§ TASK GOAL
Below is a block of records; return all of them exactly, but without the images.

########

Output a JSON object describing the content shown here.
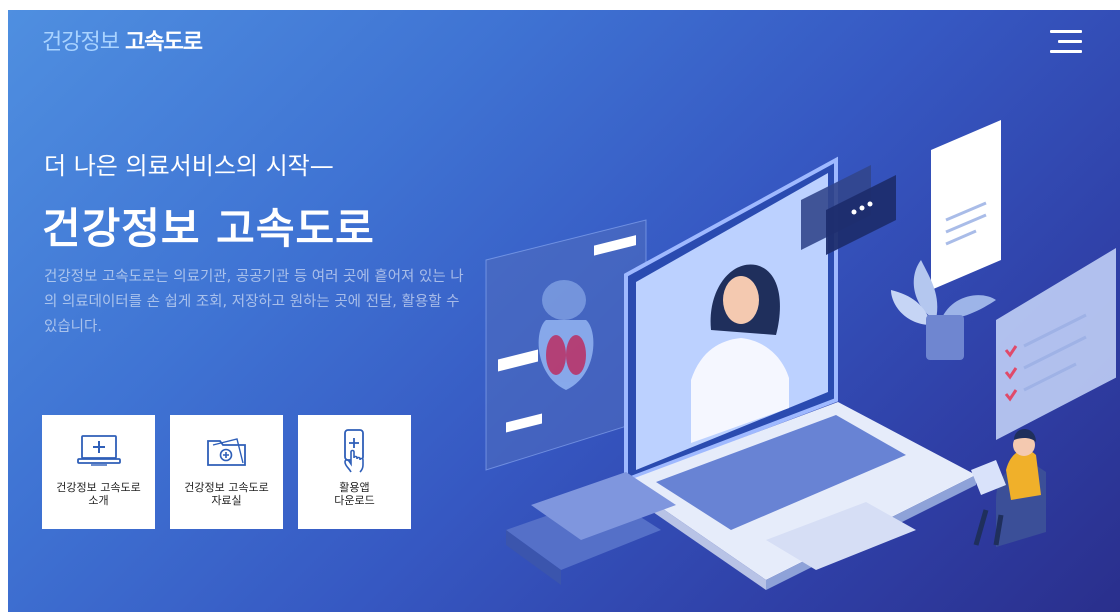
{
  "header": {
    "logo_part1": "건강정보",
    "logo_part2": "고속도로",
    "menu_icon": "hamburger-menu-icon"
  },
  "hero": {
    "subtitle": "더 나은 의료서비스의 시작—",
    "title": "건강정보 고속도로",
    "description": "건강정보 고속도로는 의료기관, 공공기관 등 여러 곳에 흩어져 있는 나의 의료데이터를 손 쉽게 조회, 저장하고 원하는 곳에 전달, 활용할 수 있습니다."
  },
  "cards": [
    {
      "label": "건강정보 고속도로\n소개",
      "icon": "monitor-medical-icon"
    },
    {
      "label": "건강정보 고속도로\n자료실",
      "icon": "folder-icon"
    },
    {
      "label": "활용앱\n다운로드",
      "icon": "phone-tap-icon"
    }
  ],
  "colors": {
    "bg_start": "#4f8fe0",
    "bg_end": "#2a2f8c",
    "icon_accent": "#2f5fb8",
    "medical_red": "#e04a6a"
  }
}
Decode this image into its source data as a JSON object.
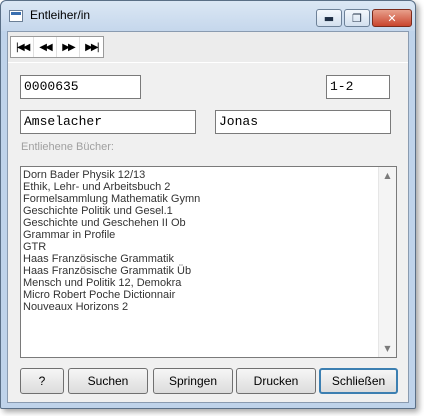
{
  "window": {
    "title": "Entleiher/in",
    "minimize": "▬",
    "maximize": "❐",
    "close": "✕"
  },
  "nav": {
    "first": "|◀◀",
    "prev": "◀◀",
    "next": "▶▶",
    "last": "▶▶|"
  },
  "fields": {
    "number": "0000635",
    "class": "1-2",
    "lastname": "Amselacher",
    "firstname": "Jonas"
  },
  "books_label": "Entliehene Bücher:",
  "books": [
    "Dorn Bader Physik 12/13",
    "Ethik, Lehr- und Arbeitsbuch 2",
    "Formelsammlung Mathematik Gymn",
    "Geschichte Politik und Gesel.1",
    "Geschichte und Geschehen II Ob",
    "Grammar in Profile",
    "GTR",
    "Haas Französische Grammatik",
    "Haas Französische Grammatik Üb",
    "Mensch und Politik 12, Demokra",
    "Micro Robert Poche Dictionnair",
    "Nouveaux Horizons 2"
  ],
  "scroll": {
    "up": "▲",
    "down": "▼"
  },
  "buttons": {
    "help": "?",
    "search": "Suchen",
    "jump": "Springen",
    "print": "Drucken",
    "close": "Schließen"
  }
}
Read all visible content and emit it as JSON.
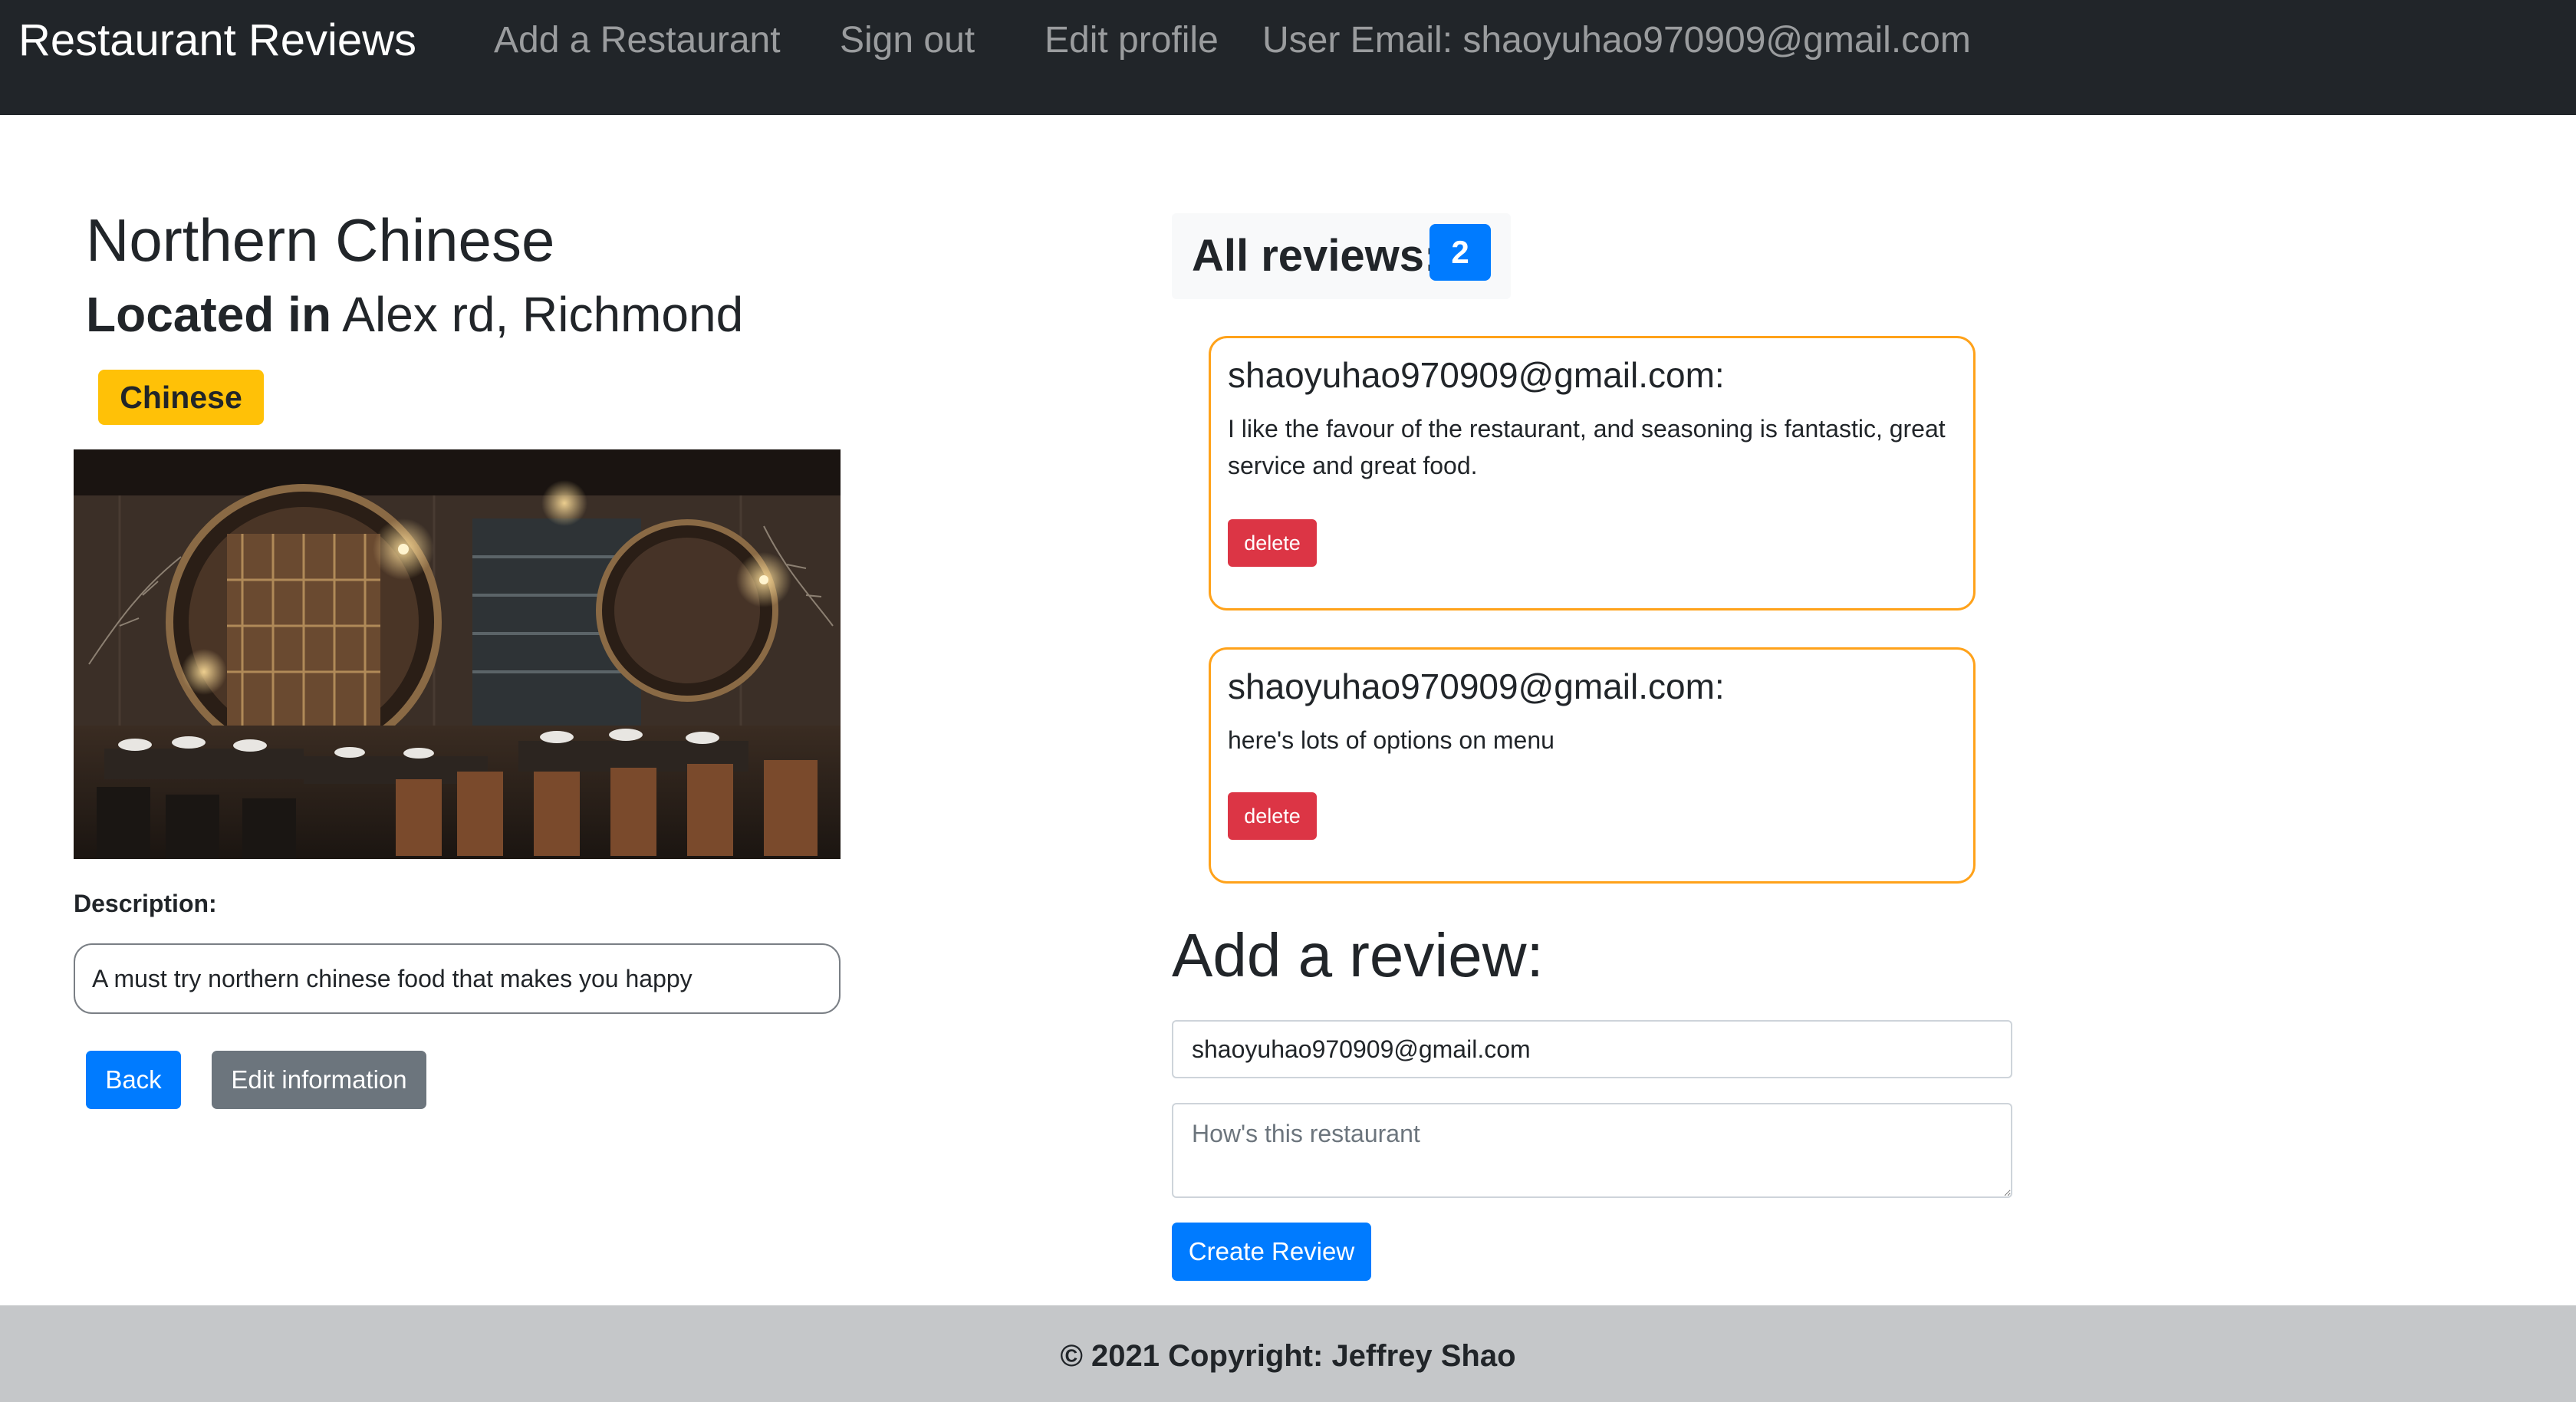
{
  "navbar": {
    "brand": "Restaurant Reviews",
    "add_restaurant": "Add a Restaurant",
    "sign_out": "Sign out",
    "edit_profile": "Edit profile",
    "user_email": "User Email: shaoyuhao970909@gmail.com"
  },
  "restaurant": {
    "name": "Northern Chinese",
    "located_prefix": "Located in",
    "location": "Alex rd, Richmond",
    "cuisine": "Chinese",
    "description_label": "Description:",
    "description": "A must try northern chinese food that makes you happy"
  },
  "actions": {
    "back": "Back",
    "edit_information": "Edit information"
  },
  "reviews": {
    "header": "All reviews:",
    "count": "2",
    "items": [
      {
        "author": "shaoyuhao970909@gmail.com:",
        "text": "I like the favour of the restaurant, and seasoning is fantastic, great service and great food.",
        "delete_label": "delete"
      },
      {
        "author": "shaoyuhao970909@gmail.com:",
        "text": "here's lots of options on menu",
        "delete_label": "delete"
      }
    ]
  },
  "add_review": {
    "title": "Add a review:",
    "email_value": "shaoyuhao970909@gmail.com",
    "review_placeholder": "How's this restaurant",
    "submit": "Create Review"
  },
  "footer": {
    "copyright": "© 2021 Copyright: Jeffrey Shao"
  },
  "colors": {
    "navbar_bg": "#212529",
    "primary": "#007bff",
    "secondary": "#6c757d",
    "danger": "#dc3545",
    "warning": "#ffc107",
    "card_border": "#ffa21a",
    "footer_bg": "#c5c7c9"
  }
}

########

§ OUTPUT FOR THIS TASK
Output a JSON object describing the content shown here.
{
  "header": {
    "logo_part1": "건강정보",
    "logo_part2": "고속도로",
    "menu_icon": "hamburger-menu-icon"
  },
  "hero": {
    "subtitle": "더 나은 의료서비스의 시작—",
    "title": "건강정보 고속도로",
    "description": "건강정보 고속도로는 의료기관, 공공기관 등 여러 곳에 흩어져 있는 나의 의료데이터를 손 쉽게 조회, 저장하고 원하는 곳에 전달, 활용할 수 있습니다."
  },
  "cards": [
    {
      "label": "건강정보 고속도로\n소개",
      "icon": "monitor-medical-icon"
    },
    {
      "label": "건강정보 고속도로\n자료실",
      "icon": "folder-icon"
    },
    {
      "label": "활용앱\n다운로드",
      "icon": "phone-tap-icon"
    }
  ],
  "colors": {
    "bg_start": "#4f8fe0",
    "bg_end": "#2a2f8c",
    "icon_accent": "#2f5fb8",
    "medical_red": "#e04a6a"
  }
}
Decode this image into its source data as a JSON object.
{
  "window": {
    "title": "Entleiher/in",
    "minimize": "▬",
    "maximize": "❐",
    "close": "✕"
  },
  "nav": {
    "first": "|◀◀",
    "prev": "◀◀",
    "next": "▶▶",
    "last": "▶▶|"
  },
  "fields": {
    "number": "0000635",
    "class": "1-2",
    "lastname": "Amselacher",
    "firstname": "Jonas"
  },
  "books_label": "Entliehene Bücher:",
  "books": [
    "Dorn Bader Physik 12/13",
    "Ethik, Lehr- und Arbeitsbuch 2",
    "Formelsammlung Mathematik Gymn",
    "Geschichte Politik und Gesel.1",
    "Geschichte und Geschehen II Ob",
    "Grammar in Profile",
    "GTR",
    "Haas Französische Grammatik",
    "Haas Französische Grammatik Üb",
    "Mensch und Politik 12, Demokra",
    "Micro Robert Poche Dictionnair",
    "Nouveaux Horizons 2"
  ],
  "scroll": {
    "up": "▲",
    "down": "▼"
  },
  "buttons": {
    "help": "?",
    "search": "Suchen",
    "jump": "Springen",
    "print": "Drucken",
    "close": "Schließen"
  }
}
Read all visible content and emit it as JSON.
{
  "navbar": {
    "brand": "Restaurant Reviews",
    "add_restaurant": "Add a Restaurant",
    "sign_out": "Sign out",
    "edit_profile": "Edit profile",
    "user_email": "User Email: shaoyuhao970909@gmail.com"
  },
  "restaurant": {
    "name": "Northern Chinese",
    "located_prefix": "Located in",
    "location": "Alex rd, Richmond",
    "cuisine": "Chinese",
    "description_label": "Description:",
    "description": "A must try northern chinese food that makes you happy"
  },
  "actions": {
    "back": "Back",
    "edit_information": "Edit information"
  },
  "reviews": {
    "header": "All reviews:",
    "count": "2",
    "items": [
      {
        "author": "shaoyuhao970909@gmail.com:",
        "text": "I like the favour of the restaurant, and seasoning is fantastic, great service and great food.",
        "delete_label": "delete"
      },
      {
        "author": "shaoyuhao970909@gmail.com:",
        "text": "here's lots of options on menu",
        "delete_label": "delete"
      }
    ]
  },
  "add_review": {
    "title": "Add a review:",
    "email_value": "shaoyuhao970909@gmail.com",
    "review_placeholder": "How's this restaurant",
    "submit": "Create Review"
  },
  "footer": {
    "copyright": "© 2021 Copyright: Jeffrey Shao"
  },
  "colors": {
    "navbar_bg": "#212529",
    "primary": "#007bff",
    "secondary": "#6c757d",
    "danger": "#dc3545",
    "warning": "#ffc107",
    "card_border": "#ffa21a",
    "footer_bg": "#c5c7c9"
  }
}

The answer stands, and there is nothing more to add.